BEGIN Selected text

TUCoPS :: Unix :: General
:: kerb3-2.htm
Kerberos V telnet daemon Buffer Overflow
Vulnerability
Kerberos V
Affected
Any system running the Kerberos V 1.0 telnet daemon
Description
The following info is based on Secure Networks Inc. Security
Advisory.
Systems running the Kerberos V telnet daemon are vulnerable to a
buffer overflow in the Kerberized telnet daemon. This buffer
overflow can allow remote root access to unauthorized users.
The problem lies in the kerberized telnet daemon which due to
improper bounds checking of the TERM variable is vulnerable to a
remote buffer overflow.
The following function start_login() in sys_term.c illustrates the
problem :
...
char speed[128];
....
sprintf(speed, "%s/%d", (cp = getenv("TERM")) ? cp : "",
(def_rspeed> 0) ? def_rspeed : 9600);
...
By this, remote individuals can gain root access to hosts running
the Kerberos V telnet daemon.

END Selected text
BEGIN Data listing

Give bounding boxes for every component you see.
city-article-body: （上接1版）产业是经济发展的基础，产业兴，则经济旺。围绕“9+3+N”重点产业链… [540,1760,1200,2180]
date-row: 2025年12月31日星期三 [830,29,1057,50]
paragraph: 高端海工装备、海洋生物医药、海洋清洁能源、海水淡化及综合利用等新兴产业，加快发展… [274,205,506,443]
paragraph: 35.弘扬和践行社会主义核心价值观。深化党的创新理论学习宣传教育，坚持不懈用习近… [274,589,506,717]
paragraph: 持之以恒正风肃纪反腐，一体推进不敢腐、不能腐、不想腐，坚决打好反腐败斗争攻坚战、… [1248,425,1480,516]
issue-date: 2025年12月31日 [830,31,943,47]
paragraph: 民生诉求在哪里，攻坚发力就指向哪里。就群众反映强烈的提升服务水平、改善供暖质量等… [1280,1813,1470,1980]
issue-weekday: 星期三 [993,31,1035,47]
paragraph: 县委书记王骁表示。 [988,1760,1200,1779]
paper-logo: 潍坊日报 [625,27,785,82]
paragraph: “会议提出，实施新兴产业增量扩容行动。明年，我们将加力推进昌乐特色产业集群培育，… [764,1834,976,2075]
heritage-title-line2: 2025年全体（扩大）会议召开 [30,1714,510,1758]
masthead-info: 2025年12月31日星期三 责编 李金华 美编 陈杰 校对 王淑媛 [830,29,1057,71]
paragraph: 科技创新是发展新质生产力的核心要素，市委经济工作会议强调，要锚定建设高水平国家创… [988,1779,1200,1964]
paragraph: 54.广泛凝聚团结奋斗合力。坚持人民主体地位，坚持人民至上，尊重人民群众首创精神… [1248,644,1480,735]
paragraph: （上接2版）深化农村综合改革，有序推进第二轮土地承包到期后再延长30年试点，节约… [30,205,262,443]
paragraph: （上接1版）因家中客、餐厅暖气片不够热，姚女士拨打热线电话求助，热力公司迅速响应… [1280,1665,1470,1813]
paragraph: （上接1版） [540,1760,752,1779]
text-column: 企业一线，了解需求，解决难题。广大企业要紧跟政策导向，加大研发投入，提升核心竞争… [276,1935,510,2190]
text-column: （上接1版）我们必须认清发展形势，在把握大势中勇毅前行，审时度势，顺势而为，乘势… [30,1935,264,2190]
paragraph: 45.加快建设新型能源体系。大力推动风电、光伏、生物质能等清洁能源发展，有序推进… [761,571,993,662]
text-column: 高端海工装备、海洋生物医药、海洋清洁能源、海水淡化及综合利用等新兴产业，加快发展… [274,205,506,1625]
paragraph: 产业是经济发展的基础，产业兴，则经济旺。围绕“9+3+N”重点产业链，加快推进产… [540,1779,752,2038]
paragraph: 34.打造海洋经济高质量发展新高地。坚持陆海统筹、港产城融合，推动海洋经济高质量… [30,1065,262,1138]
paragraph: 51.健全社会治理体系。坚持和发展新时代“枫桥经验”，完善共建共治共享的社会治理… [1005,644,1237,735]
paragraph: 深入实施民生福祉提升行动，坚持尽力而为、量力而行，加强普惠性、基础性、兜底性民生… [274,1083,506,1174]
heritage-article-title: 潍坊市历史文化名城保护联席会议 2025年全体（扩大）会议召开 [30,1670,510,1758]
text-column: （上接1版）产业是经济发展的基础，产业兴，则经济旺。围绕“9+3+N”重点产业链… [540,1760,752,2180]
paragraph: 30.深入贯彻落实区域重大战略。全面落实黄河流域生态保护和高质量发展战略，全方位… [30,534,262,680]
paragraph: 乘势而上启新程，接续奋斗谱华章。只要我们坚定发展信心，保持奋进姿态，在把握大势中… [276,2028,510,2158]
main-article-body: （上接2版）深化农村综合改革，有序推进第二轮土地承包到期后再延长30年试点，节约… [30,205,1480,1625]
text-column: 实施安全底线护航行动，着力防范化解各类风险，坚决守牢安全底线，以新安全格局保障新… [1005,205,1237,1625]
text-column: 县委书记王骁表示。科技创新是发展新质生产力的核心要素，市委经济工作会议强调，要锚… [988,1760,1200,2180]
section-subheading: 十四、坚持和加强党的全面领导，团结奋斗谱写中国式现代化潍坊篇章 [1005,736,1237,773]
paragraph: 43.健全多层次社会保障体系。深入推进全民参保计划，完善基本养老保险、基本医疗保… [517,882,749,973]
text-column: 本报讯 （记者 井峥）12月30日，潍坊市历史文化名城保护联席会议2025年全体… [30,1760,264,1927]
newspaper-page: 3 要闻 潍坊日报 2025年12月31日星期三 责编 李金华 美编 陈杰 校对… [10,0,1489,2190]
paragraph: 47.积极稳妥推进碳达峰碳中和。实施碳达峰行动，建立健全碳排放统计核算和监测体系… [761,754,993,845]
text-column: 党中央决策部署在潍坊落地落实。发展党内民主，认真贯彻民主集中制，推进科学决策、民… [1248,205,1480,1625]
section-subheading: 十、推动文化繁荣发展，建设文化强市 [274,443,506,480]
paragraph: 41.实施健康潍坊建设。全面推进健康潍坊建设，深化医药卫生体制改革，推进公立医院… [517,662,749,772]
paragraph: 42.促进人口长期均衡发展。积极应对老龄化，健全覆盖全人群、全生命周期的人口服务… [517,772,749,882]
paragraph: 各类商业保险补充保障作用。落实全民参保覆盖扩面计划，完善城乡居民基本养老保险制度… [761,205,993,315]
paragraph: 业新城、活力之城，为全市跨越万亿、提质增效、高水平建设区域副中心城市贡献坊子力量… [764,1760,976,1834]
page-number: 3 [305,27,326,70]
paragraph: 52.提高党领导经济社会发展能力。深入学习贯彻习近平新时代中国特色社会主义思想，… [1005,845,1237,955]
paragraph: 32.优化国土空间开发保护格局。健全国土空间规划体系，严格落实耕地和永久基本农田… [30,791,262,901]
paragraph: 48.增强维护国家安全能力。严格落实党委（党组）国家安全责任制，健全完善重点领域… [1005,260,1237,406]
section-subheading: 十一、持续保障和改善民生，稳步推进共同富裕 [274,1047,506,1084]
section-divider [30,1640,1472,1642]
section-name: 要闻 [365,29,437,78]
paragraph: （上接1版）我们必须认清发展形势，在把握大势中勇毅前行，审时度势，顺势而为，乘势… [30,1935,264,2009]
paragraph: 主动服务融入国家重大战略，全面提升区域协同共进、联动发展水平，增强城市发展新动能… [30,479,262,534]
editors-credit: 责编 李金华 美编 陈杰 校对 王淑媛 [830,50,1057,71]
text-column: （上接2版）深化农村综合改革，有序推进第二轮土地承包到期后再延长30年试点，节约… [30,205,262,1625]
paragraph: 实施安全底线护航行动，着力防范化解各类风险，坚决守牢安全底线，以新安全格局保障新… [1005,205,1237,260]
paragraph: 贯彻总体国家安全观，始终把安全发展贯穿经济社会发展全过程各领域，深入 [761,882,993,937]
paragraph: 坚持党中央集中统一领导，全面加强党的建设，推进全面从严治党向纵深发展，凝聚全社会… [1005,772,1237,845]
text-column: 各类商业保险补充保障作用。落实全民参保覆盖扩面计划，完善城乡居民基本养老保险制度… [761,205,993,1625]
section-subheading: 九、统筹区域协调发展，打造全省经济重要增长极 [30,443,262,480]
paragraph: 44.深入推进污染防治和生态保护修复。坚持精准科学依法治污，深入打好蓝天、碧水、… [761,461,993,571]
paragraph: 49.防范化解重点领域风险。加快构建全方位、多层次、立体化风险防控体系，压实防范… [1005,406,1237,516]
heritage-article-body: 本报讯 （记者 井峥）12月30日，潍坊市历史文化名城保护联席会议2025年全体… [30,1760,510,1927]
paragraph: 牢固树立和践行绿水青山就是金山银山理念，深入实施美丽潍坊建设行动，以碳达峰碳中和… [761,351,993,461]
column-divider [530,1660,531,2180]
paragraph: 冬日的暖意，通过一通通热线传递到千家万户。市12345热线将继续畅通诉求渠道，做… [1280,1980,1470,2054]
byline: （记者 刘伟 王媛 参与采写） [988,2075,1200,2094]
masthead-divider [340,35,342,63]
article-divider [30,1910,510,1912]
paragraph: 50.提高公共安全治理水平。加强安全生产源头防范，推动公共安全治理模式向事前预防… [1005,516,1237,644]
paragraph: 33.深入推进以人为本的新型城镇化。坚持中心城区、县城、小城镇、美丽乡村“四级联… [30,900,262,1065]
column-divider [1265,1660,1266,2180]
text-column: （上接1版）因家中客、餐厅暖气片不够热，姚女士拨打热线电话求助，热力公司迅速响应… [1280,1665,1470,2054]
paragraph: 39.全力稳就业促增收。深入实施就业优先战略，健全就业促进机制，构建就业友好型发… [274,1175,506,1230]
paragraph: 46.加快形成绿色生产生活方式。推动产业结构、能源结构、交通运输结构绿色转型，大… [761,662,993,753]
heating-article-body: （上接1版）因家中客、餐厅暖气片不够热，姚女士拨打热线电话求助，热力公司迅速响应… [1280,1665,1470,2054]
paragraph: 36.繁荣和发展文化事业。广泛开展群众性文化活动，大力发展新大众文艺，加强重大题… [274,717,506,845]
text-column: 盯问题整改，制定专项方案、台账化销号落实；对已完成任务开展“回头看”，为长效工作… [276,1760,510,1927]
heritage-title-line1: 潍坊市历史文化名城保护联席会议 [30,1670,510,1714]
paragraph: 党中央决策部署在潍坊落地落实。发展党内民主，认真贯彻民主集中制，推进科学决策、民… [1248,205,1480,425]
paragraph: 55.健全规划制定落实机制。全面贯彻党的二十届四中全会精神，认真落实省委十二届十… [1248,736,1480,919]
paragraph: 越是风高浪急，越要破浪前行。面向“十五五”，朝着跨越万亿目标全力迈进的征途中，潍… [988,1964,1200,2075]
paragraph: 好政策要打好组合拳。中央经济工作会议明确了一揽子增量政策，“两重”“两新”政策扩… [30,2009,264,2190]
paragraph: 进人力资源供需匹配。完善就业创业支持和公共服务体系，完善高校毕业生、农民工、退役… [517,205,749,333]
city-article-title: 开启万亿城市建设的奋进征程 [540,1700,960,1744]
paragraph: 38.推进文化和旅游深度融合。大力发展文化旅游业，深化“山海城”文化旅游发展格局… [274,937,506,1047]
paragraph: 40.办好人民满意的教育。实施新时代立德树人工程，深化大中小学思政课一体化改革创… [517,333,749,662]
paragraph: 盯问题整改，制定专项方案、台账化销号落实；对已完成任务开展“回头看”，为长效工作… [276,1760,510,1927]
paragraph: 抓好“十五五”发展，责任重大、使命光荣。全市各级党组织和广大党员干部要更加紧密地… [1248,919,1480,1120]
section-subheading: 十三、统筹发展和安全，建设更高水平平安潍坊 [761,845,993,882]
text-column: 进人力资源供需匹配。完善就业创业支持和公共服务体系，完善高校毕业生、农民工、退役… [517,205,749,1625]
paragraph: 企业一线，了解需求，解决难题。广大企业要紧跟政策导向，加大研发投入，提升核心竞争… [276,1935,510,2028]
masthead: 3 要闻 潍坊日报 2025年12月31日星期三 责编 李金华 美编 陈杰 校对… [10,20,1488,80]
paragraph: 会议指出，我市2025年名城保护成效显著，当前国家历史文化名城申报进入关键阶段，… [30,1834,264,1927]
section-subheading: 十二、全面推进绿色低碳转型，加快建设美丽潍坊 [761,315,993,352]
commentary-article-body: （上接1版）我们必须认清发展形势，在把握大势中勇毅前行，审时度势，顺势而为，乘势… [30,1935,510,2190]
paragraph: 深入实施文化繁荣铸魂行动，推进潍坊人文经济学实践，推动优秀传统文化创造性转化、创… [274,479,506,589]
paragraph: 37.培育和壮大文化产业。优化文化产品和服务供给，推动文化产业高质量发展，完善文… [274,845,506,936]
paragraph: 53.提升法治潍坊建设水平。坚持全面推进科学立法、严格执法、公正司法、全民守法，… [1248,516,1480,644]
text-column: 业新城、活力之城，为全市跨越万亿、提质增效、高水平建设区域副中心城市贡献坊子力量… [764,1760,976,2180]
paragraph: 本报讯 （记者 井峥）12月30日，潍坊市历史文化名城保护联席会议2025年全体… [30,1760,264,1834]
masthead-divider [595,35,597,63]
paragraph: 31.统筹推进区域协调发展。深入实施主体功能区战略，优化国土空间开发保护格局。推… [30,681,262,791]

END Data listing

What you will do: Carry on the Kerberos V telnet daemon advisory, picking up after its last sentence. The entries come from a different source than the advisory.

Result for this exercise:
Solution
The problems described in Kerberos V are fixed by updating your
Kerberos installation to Kerberos V 1.0 patch level 1. Information
about obtaining the update to Kerberos V can be found at:
http://web.mit.edu/kerberos/www/krb5-1.0/announce.html
The MIT Kerberos Team announced the availability of MIT Kerberos V5
Release 1.0.2. This release is a bug-fix release only and it fixes
a potential security vulnerability in telnetd that may allow a
remote user to gain root privileges on systems with a broken
tgetent() library function. The simplest way to get the new
patchlevel 1 release is via the Web. Use the following URL:
http://web.mit.edu/network/kerberos-form.html
OpenBSD users should update to OpenBSD-current via anoncvs, and
recompile their kerberos libraries.
Cygnus plans to release patches for the Cygnus Kerberos
distributions shortly.